## What this task involves
Present the following data again exactly as it is shown.

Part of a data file
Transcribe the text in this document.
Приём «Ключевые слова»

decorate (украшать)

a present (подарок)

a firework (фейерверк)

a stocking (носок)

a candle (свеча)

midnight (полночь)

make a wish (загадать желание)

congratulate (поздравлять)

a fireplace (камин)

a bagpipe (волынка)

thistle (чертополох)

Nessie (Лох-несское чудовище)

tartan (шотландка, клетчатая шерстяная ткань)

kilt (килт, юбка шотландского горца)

## Exercise result
Transcribe the text in this document.
Приём «Ключевые слова»

decorate (украшать)

a present (подарок)

a firework (фейерверк)

a stocking (носок)

a candle (свеча)

midnight (полночь)

make a wish (загадать желание)

congratulate (поздравлять)

a fireplace (камин)

a bagpipe (волынка)

thistle (чертополох)

Nessie (Лох-несское чудовище)

tartan (шотландка, клетчатая шерстяная ткань)

kilt (килт, юбка шотландского горца)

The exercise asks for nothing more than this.